Supplied records ▸
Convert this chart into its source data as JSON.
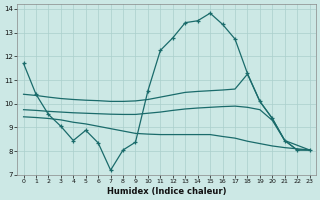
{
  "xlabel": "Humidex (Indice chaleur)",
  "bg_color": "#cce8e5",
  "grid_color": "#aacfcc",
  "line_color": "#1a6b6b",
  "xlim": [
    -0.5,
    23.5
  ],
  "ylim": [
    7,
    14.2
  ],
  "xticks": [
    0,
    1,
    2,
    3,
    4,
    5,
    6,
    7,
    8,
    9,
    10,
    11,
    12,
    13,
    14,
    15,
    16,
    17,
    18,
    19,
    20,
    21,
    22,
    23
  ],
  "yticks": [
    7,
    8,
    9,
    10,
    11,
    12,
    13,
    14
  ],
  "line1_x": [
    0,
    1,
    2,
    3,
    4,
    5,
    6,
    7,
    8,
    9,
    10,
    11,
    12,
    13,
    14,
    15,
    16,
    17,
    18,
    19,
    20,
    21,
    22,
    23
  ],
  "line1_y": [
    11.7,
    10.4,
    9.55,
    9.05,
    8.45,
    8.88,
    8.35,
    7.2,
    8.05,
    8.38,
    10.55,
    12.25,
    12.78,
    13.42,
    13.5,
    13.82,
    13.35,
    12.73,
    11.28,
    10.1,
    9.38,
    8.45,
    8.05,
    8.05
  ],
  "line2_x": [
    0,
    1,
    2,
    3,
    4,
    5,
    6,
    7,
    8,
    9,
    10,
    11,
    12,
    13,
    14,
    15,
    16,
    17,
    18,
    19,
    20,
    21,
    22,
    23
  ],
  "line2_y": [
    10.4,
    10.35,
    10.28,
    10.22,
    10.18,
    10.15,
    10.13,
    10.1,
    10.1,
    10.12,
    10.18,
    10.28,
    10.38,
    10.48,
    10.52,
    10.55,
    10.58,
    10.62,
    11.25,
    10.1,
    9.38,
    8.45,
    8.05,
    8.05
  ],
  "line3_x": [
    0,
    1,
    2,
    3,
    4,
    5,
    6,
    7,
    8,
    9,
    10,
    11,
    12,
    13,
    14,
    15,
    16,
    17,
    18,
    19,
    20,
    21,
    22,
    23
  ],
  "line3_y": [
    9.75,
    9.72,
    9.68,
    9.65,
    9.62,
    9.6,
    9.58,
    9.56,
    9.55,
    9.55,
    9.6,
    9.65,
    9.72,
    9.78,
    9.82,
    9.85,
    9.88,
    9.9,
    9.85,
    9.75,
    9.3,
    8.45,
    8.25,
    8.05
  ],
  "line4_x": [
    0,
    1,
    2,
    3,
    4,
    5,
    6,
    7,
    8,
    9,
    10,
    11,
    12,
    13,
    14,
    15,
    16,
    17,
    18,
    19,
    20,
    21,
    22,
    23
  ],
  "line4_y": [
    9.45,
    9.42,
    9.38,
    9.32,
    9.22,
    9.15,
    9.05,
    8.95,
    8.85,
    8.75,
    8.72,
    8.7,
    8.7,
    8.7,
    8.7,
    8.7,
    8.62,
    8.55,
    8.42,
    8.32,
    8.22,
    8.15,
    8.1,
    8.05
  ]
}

Stated exercise ▸
Write out the full listing verbatim, excluding its pictures.

Output for this exercise ▸
Convert this chart into its source data as JSON.
{
  "xlabel": "Humidex (Indice chaleur)",
  "bg_color": "#cce8e5",
  "grid_color": "#aacfcc",
  "line_color": "#1a6b6b",
  "xlim": [
    -0.5,
    23.5
  ],
  "ylim": [
    7,
    14.2
  ],
  "xticks": [
    0,
    1,
    2,
    3,
    4,
    5,
    6,
    7,
    8,
    9,
    10,
    11,
    12,
    13,
    14,
    15,
    16,
    17,
    18,
    19,
    20,
    21,
    22,
    23
  ],
  "yticks": [
    7,
    8,
    9,
    10,
    11,
    12,
    13,
    14
  ],
  "line1_x": [
    0,
    1,
    2,
    3,
    4,
    5,
    6,
    7,
    8,
    9,
    10,
    11,
    12,
    13,
    14,
    15,
    16,
    17,
    18,
    19,
    20,
    21,
    22,
    23
  ],
  "line1_y": [
    11.7,
    10.4,
    9.55,
    9.05,
    8.45,
    8.88,
    8.35,
    7.2,
    8.05,
    8.38,
    10.55,
    12.25,
    12.78,
    13.42,
    13.5,
    13.82,
    13.35,
    12.73,
    11.28,
    10.1,
    9.38,
    8.45,
    8.05,
    8.05
  ],
  "line2_x": [
    0,
    1,
    2,
    3,
    4,
    5,
    6,
    7,
    8,
    9,
    10,
    11,
    12,
    13,
    14,
    15,
    16,
    17,
    18,
    19,
    20,
    21,
    22,
    23
  ],
  "line2_y": [
    10.4,
    10.35,
    10.28,
    10.22,
    10.18,
    10.15,
    10.13,
    10.1,
    10.1,
    10.12,
    10.18,
    10.28,
    10.38,
    10.48,
    10.52,
    10.55,
    10.58,
    10.62,
    11.25,
    10.1,
    9.38,
    8.45,
    8.05,
    8.05
  ],
  "line3_x": [
    0,
    1,
    2,
    3,
    4,
    5,
    6,
    7,
    8,
    9,
    10,
    11,
    12,
    13,
    14,
    15,
    16,
    17,
    18,
    19,
    20,
    21,
    22,
    23
  ],
  "line3_y": [
    9.75,
    9.72,
    9.68,
    9.65,
    9.62,
    9.6,
    9.58,
    9.56,
    9.55,
    9.55,
    9.6,
    9.65,
    9.72,
    9.78,
    9.82,
    9.85,
    9.88,
    9.9,
    9.85,
    9.75,
    9.3,
    8.45,
    8.25,
    8.05
  ],
  "line4_x": [
    0,
    1,
    2,
    3,
    4,
    5,
    6,
    7,
    8,
    9,
    10,
    11,
    12,
    13,
    14,
    15,
    16,
    17,
    18,
    19,
    20,
    21,
    22,
    23
  ],
  "line4_y": [
    9.45,
    9.42,
    9.38,
    9.32,
    9.22,
    9.15,
    9.05,
    8.95,
    8.85,
    8.75,
    8.72,
    8.7,
    8.7,
    8.7,
    8.7,
    8.7,
    8.62,
    8.55,
    8.42,
    8.32,
    8.22,
    8.15,
    8.1,
    8.05
  ]
}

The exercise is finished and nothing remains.